Exercise brief:
Where a line of the listing below includes the word "dipimpin", reproduce that line.

— START Material to process —

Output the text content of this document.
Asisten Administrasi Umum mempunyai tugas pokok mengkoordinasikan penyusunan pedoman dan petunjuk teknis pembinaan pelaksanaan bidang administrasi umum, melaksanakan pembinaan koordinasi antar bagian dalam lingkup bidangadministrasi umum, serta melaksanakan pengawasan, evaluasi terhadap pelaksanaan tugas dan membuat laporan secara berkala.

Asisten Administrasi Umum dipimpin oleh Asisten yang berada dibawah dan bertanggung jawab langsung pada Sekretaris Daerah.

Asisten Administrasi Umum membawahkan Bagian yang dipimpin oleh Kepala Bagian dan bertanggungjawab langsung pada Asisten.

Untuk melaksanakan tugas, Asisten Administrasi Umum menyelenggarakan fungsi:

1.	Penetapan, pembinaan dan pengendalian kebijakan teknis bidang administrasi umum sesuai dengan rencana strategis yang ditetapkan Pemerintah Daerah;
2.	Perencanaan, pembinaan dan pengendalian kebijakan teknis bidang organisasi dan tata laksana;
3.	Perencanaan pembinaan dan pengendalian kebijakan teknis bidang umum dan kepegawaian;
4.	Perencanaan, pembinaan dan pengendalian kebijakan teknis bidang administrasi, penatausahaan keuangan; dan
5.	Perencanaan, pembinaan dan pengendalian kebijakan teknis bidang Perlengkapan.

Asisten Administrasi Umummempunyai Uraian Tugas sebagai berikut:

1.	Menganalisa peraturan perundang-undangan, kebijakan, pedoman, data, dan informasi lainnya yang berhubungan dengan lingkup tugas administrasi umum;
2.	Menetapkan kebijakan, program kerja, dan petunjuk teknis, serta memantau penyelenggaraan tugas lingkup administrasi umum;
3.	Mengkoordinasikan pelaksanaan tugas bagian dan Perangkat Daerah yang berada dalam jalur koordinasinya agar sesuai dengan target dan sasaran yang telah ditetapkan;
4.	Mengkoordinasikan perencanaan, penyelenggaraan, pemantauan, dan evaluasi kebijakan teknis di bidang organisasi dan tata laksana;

— END Material to process —

Answer to this task:
Asisten Administrasi Umum dipimpin oleh Asisten yang berada dibawah dan bertanggung jawab langsung pada Sekretaris Daerah.
Asisten Administrasi Umum membawahkan Bagian yang dipimpin oleh Kepala Bagian dan bertanggungjawab langsung pada Asisten.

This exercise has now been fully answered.